_GOAL_:
Determine how many lines of the data below contain "углов", then give only that number.

Figure dataset records:

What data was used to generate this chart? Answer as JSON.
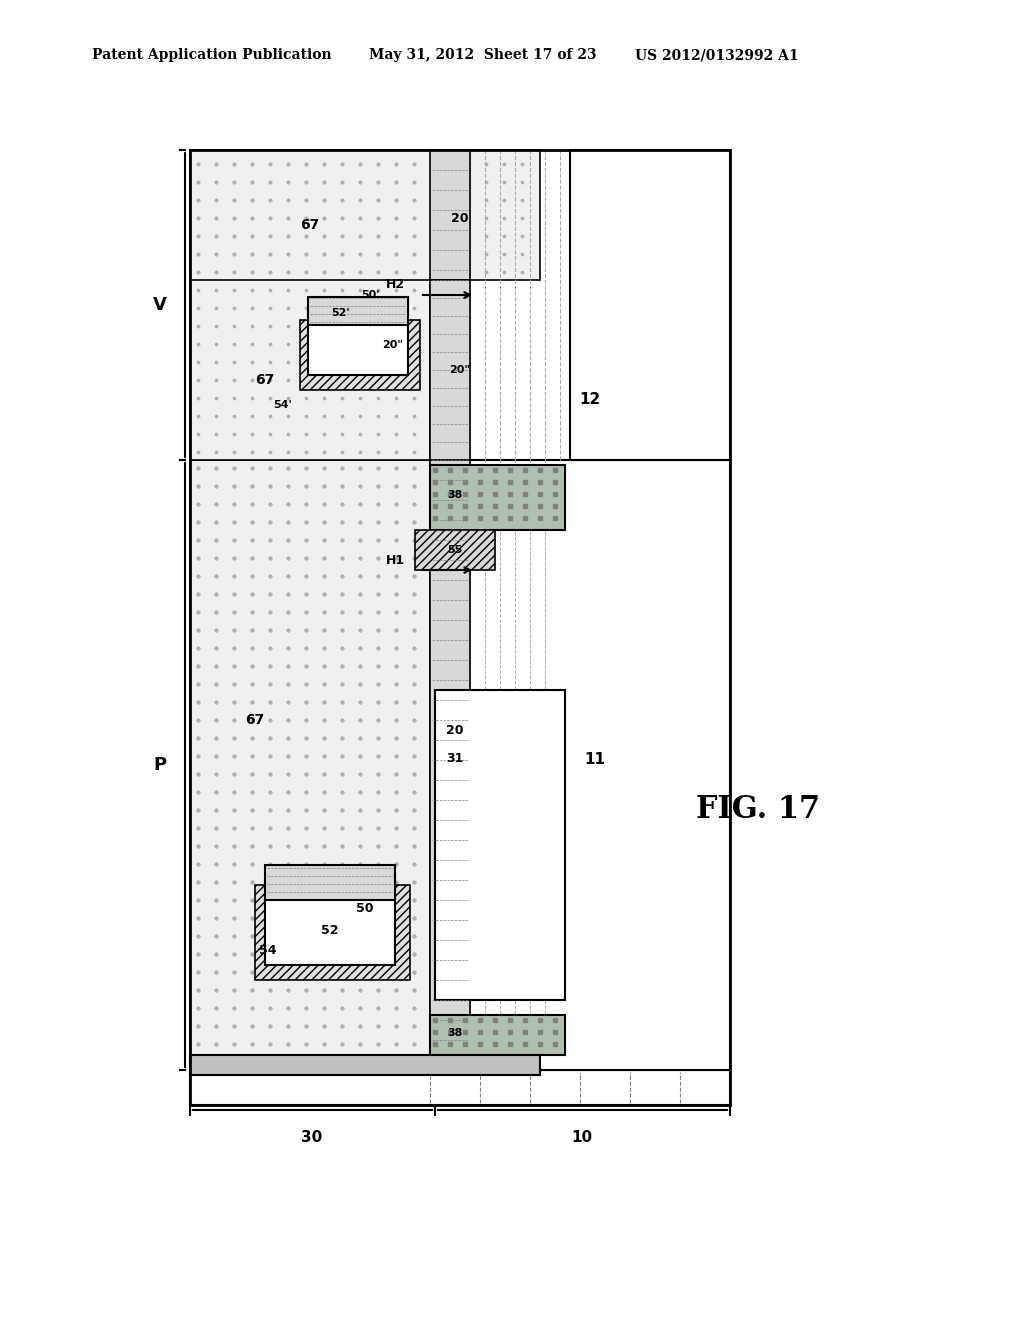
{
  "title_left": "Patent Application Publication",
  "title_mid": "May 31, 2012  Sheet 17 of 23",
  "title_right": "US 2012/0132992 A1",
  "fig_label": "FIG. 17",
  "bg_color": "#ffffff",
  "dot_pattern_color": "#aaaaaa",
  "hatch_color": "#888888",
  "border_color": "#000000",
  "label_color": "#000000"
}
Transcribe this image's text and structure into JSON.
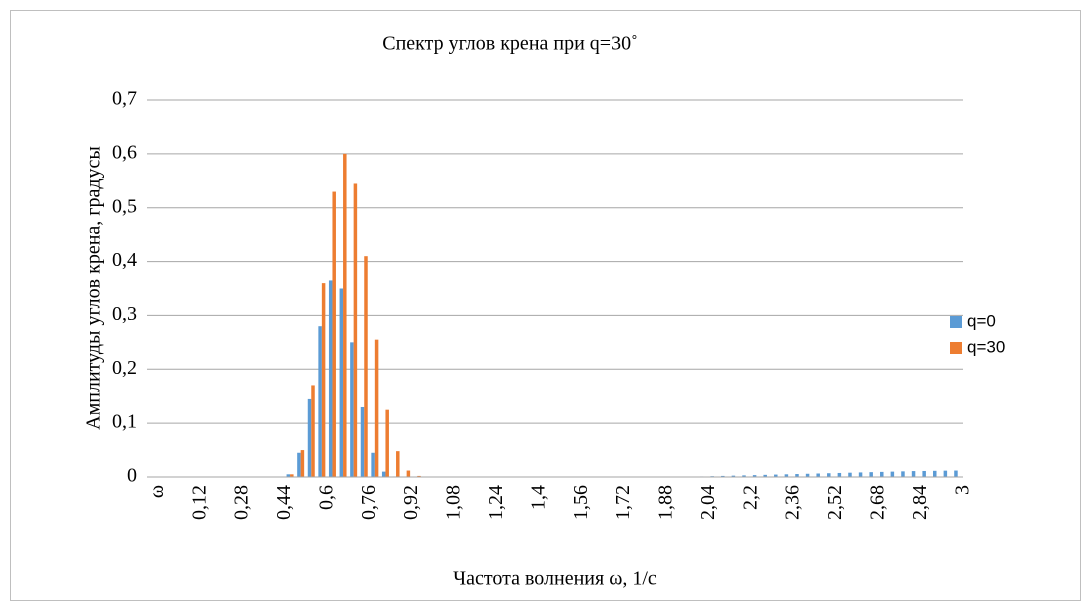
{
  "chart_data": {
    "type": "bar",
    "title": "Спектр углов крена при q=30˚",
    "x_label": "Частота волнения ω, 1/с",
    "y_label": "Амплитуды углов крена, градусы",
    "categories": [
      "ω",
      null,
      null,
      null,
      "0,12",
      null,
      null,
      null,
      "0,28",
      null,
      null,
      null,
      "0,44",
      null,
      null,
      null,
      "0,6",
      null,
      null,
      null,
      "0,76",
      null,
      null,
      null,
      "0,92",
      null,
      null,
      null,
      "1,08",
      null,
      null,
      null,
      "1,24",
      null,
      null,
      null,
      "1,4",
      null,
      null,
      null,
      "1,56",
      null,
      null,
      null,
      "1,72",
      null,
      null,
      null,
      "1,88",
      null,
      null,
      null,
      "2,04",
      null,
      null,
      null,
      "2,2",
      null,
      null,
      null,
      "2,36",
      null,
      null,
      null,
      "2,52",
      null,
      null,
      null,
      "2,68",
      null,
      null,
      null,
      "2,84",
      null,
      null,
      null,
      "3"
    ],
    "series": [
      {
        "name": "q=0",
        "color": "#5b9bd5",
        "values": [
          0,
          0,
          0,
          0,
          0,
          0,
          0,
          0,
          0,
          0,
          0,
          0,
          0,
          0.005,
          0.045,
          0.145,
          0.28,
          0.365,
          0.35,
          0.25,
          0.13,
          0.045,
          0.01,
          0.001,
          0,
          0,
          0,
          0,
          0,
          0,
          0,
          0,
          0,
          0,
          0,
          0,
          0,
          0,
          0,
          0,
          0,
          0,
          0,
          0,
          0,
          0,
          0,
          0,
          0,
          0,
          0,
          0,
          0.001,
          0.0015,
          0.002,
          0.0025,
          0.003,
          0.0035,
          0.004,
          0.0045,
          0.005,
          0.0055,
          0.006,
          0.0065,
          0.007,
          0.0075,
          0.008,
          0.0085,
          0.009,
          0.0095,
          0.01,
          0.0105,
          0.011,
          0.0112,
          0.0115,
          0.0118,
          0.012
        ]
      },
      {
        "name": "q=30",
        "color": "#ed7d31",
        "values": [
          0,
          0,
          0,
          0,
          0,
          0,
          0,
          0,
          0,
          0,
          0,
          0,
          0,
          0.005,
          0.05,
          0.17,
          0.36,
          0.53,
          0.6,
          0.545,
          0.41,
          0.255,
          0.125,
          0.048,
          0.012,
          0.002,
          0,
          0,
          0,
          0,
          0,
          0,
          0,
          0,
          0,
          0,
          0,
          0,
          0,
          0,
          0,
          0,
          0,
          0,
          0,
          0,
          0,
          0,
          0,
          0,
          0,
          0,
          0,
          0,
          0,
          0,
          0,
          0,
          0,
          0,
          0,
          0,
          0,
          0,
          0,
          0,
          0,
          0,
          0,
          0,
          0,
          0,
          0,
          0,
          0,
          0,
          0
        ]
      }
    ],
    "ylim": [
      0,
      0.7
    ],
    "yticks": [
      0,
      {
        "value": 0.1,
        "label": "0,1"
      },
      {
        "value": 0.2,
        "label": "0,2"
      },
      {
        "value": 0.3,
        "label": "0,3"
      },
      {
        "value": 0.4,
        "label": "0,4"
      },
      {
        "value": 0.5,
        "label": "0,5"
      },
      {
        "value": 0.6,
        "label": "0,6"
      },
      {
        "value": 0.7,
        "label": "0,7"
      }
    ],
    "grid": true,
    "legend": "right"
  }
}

_CORRECT OUTPUT_:
2